• _EXTRACTED DATA_
══════════

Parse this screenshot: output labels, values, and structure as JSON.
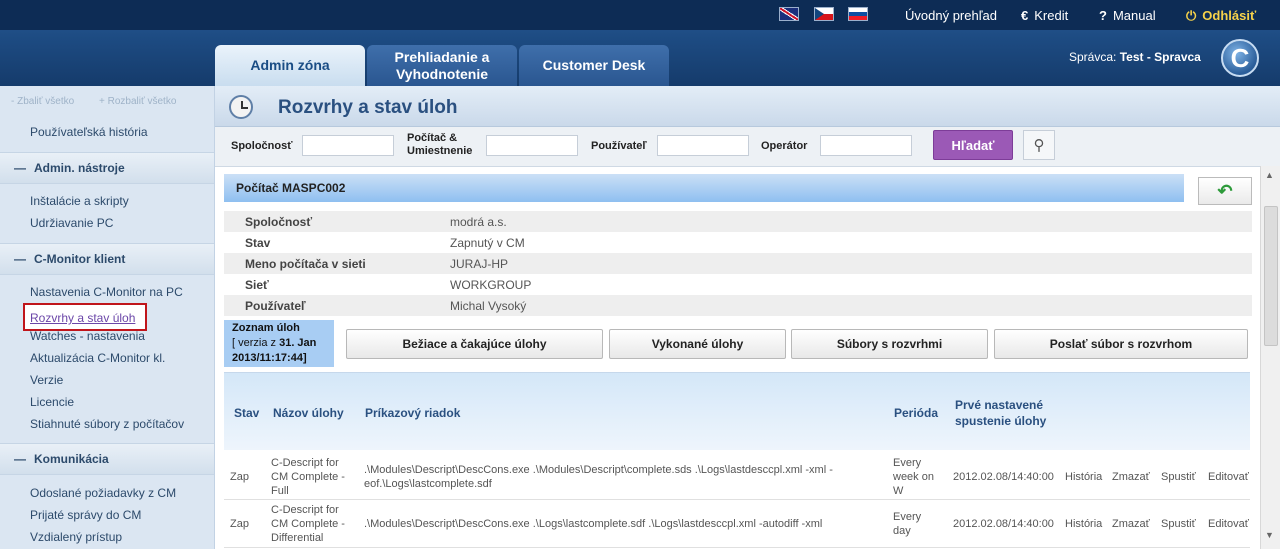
{
  "topbar": {
    "flags": [
      "uk-flag",
      "cz-flag",
      "sk-flag"
    ],
    "overview": "Úvodný prehľad",
    "credit_icon": "€",
    "credit": "Kredit",
    "manual_icon": "?",
    "manual": "Manual",
    "logout_icon": "⏻",
    "logout": "Odhlásiť"
  },
  "tabs": [
    {
      "label": "Admin zóna"
    },
    {
      "label": "Prehliadanie a Vyhodnotenie"
    },
    {
      "label": "Customer Desk"
    }
  ],
  "admin": {
    "label": "Správca:",
    "name": "Test - Spravca",
    "logo": "C"
  },
  "sidebar": {
    "collapse_all": "- Zbaliť všetko",
    "expand_all": "+ Rozbaliť všetko",
    "user_history": "Používateľská história",
    "sections": [
      {
        "title": "Admin. nástroje",
        "items": [
          "Inštalácie a skripty",
          "Udržiavanie PC"
        ]
      },
      {
        "title": "C-Monitor klient",
        "items": [
          "Nastavenia C-Monitor na PC",
          "Rozvrhy a stav úloh",
          "Watches - nastavenia",
          "Aktualizácia C-Monitor kl.",
          "Verzie",
          "Licencie",
          "Stiahnuté súbory z počítačov"
        ]
      },
      {
        "title": "Komunikácia",
        "items": [
          "Odoslané požiadavky z CM",
          "Prijaté správy do CM",
          "Vzdialený prístup"
        ]
      }
    ]
  },
  "page": {
    "title": "Rozvrhy a stav úloh"
  },
  "filters": {
    "company": "Spoločnosť",
    "computer_line1": "Počítač &",
    "computer_line2": "Umiestnenie",
    "user": "Používateľ",
    "operator": "Operátor",
    "search": "Hľadať",
    "zoom_icon": "⚲"
  },
  "computer": {
    "header": "Počítač MASPC002",
    "back_icon": "↶",
    "rows": [
      {
        "k": "Spoločnosť",
        "v": "modrá a.s."
      },
      {
        "k": "Stav",
        "v": "Zapnutý v CM"
      },
      {
        "k": "Meno počítača v sieti",
        "v": "JURAJ-HP"
      },
      {
        "k": "Sieť",
        "v": "WORKGROUP"
      },
      {
        "k": "Používateľ",
        "v": "Michal Vysoký"
      }
    ]
  },
  "tasklist": {
    "title": "Zoznam úloh",
    "version_prefix": "[ verzia z",
    "version_date": "31. Jan",
    "version_time": "2013/11:17:44]",
    "buttons": [
      "Bežiace a čakajúce úlohy",
      "Vykonané úlohy",
      "Súbory s rozvrhmi",
      "Poslať súbor s rozvrhom"
    ]
  },
  "table": {
    "headers": {
      "status": "Stav",
      "name": "Názov úlohy",
      "command": "Príkazový riadok",
      "period": "Perióda",
      "first_run_1": "Prvé nastavené",
      "first_run_2": "spustenie úlohy"
    },
    "rows": [
      {
        "status": "Zap",
        "name": "C-Descript for CM Complete - Full",
        "command": ".\\Modules\\Descript\\DescCons.exe .\\Modules\\Descript\\complete.sds .\\Logs\\lastdesccpl.xml -xml -eof.\\Logs\\lastcomplete.sdf",
        "period": "Every week on W",
        "first_run": "2012.02.08/14:40:00",
        "actions": [
          "História",
          "Zmazať",
          "Spustiť",
          "Editovať"
        ]
      },
      {
        "status": "Zap",
        "name": "C-Descript for CM Complete - Differential",
        "command": ".\\Modules\\Descript\\DescCons.exe .\\Logs\\lastcomplete.sdf .\\Logs\\lastdesccpl.xml -autodiff -xml",
        "period": "Every day",
        "first_run": "2012.02.08/14:40:00",
        "actions": [
          "História",
          "Zmazať",
          "Spustiť",
          "Editovať"
        ]
      }
    ]
  }
}
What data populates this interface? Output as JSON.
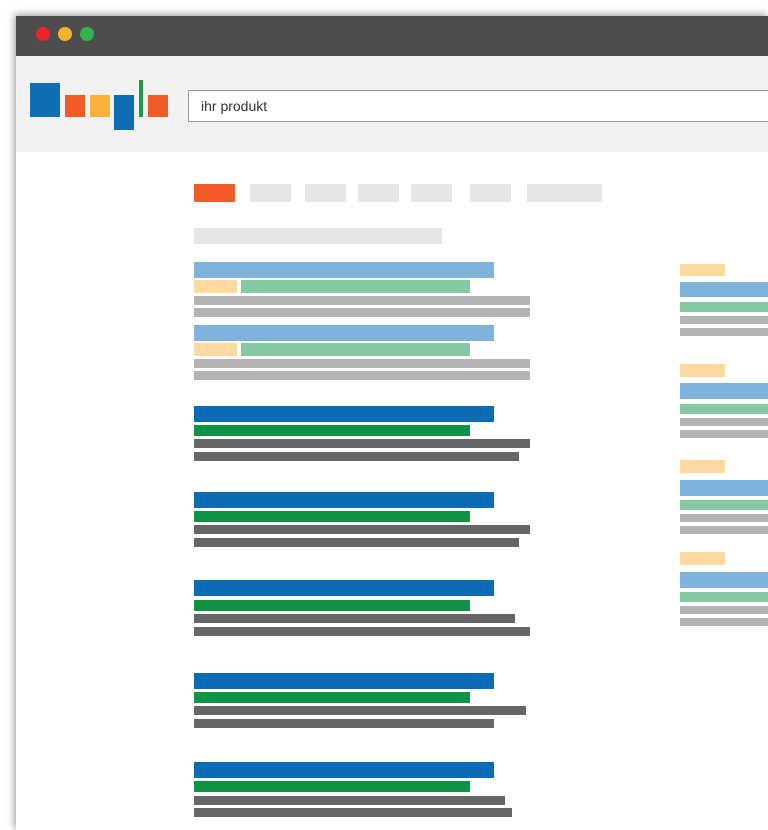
{
  "window": {
    "controls": [
      "close",
      "minimize",
      "maximize"
    ]
  },
  "search": {
    "query": "ihr produkt"
  },
  "colors": {
    "titlebar": "#4d4d4d",
    "toolbar": "#f1f1f1",
    "accent_orange": "#f15a24",
    "logo_blue": "#0f6db5",
    "logo_yellow": "#fbb03b",
    "logo_green": "#1f9b46",
    "ad_title_blue": "#7fb3dc",
    "ad_label_peach": "#fdd9a0",
    "ad_url_green": "#84c9a1",
    "result_title_blue": "#0b6bb4",
    "result_url_green": "#0f9246",
    "snippet_dark": "#666666",
    "snippet_light": "#b3b3b3",
    "placeholder_gray": "#e6e6e6"
  },
  "tabs": {
    "count": 7,
    "active_index": 0
  },
  "ads_top": {
    "count": 2
  },
  "organic_results": {
    "count": 5
  },
  "ads_side": {
    "count": 4
  }
}
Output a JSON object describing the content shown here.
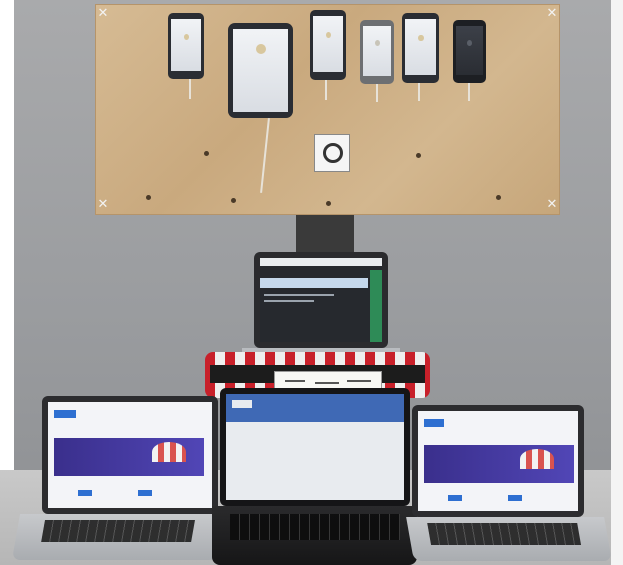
{
  "scene": {
    "description_type": "photo",
    "colors": {
      "wall": "#9a9c9f",
      "board": "#cdb084",
      "brand_blue": "#2e6fd1",
      "hero_purple": "#4a3fa8",
      "crate_red": "#c8202a"
    },
    "icons": [
      "qr-code-icon",
      "umbrella-illustration-icon"
    ]
  }
}
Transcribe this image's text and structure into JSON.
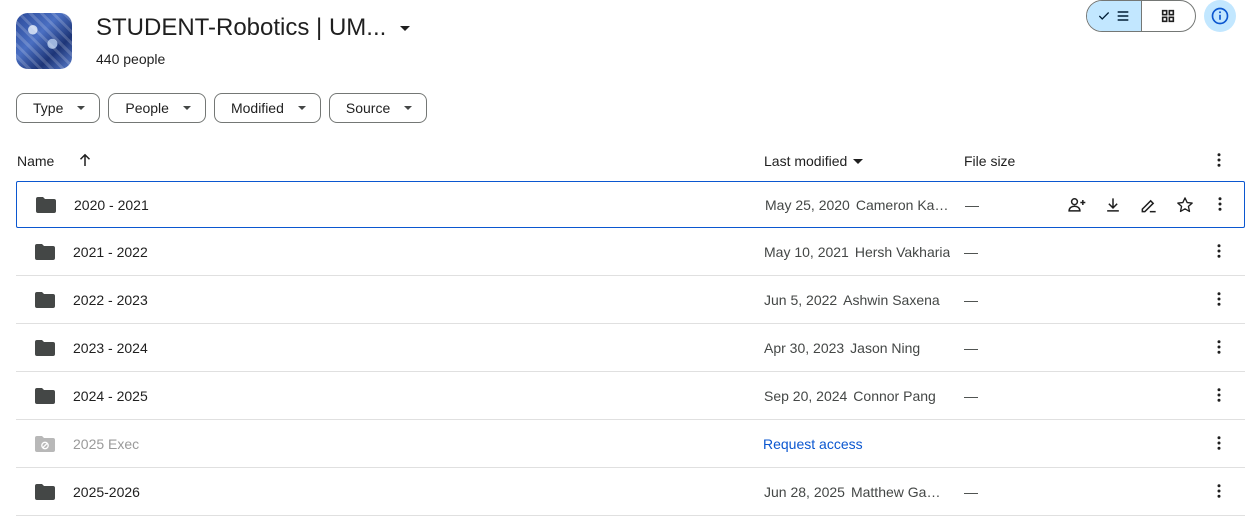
{
  "header": {
    "title": "STUDENT-Robotics | UM...",
    "subtitle": "440 people"
  },
  "filters": [
    "Type",
    "People",
    "Modified",
    "Source"
  ],
  "columns": {
    "name": "Name",
    "last_modified": "Last modified",
    "file_size": "File size"
  },
  "rows": [
    {
      "name": "2020 - 2021",
      "date": "May 25, 2020",
      "owner": "Cameron Kabacinski",
      "size": "—"
    },
    {
      "name": "2021 - 2022",
      "date": "May 10, 2021",
      "owner": "Hersh Vakharia",
      "size": "—"
    },
    {
      "name": "2022 - 2023",
      "date": "Jun 5, 2022",
      "owner": "Ashwin Saxena",
      "size": "—"
    },
    {
      "name": "2023 - 2024",
      "date": "Apr 30, 2023",
      "owner": "Jason Ning",
      "size": "—"
    },
    {
      "name": "2024 - 2025",
      "date": "Sep 20, 2024",
      "owner": "Connor Pang",
      "size": "—"
    },
    {
      "name": "2025 Exec",
      "request": "Request access"
    },
    {
      "name": "2025-2026",
      "date": "Jun 28, 2025",
      "owner": "Matthew Gawarecki",
      "size": "—"
    }
  ],
  "colors": {
    "accent": "#0b57d0",
    "selected_toggle": "#c2e7ff"
  }
}
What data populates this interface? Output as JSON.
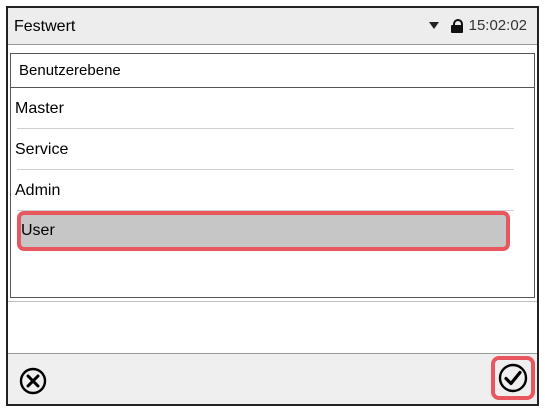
{
  "header": {
    "title": "Festwert",
    "time": "15:02:02",
    "dropdown_icon": "caret-down-icon",
    "lock_icon": "lock-icon"
  },
  "panel": {
    "title": "Benutzerebene",
    "items": [
      {
        "label": "Master",
        "selected": false
      },
      {
        "label": "Service",
        "selected": false
      },
      {
        "label": "Admin",
        "selected": false
      },
      {
        "label": "User",
        "selected": true
      }
    ]
  },
  "footer": {
    "cancel_icon": "cancel-icon",
    "confirm_icon": "confirm-check-icon"
  },
  "colors": {
    "highlight": "#e8575e",
    "selected_bg": "#c6c6c6",
    "bar_bg": "#ededed"
  }
}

══════════

Pick out and copy every line that contains the word "lastcomplete".

        "command": ".\\Modules\\Descript\\DescCons.exe .\\Modules\\Descript\\complete.sds .\\Logs\\lastdesccpl.xml -xml -eof.\\Logs\\lastcomplete.sdf",
        "command": ".\\Modules\\Descript\\DescCons.exe .\\Logs\\lastcomplete.sdf .\\Logs\\lastdesccpl.xml -autodiff -xml",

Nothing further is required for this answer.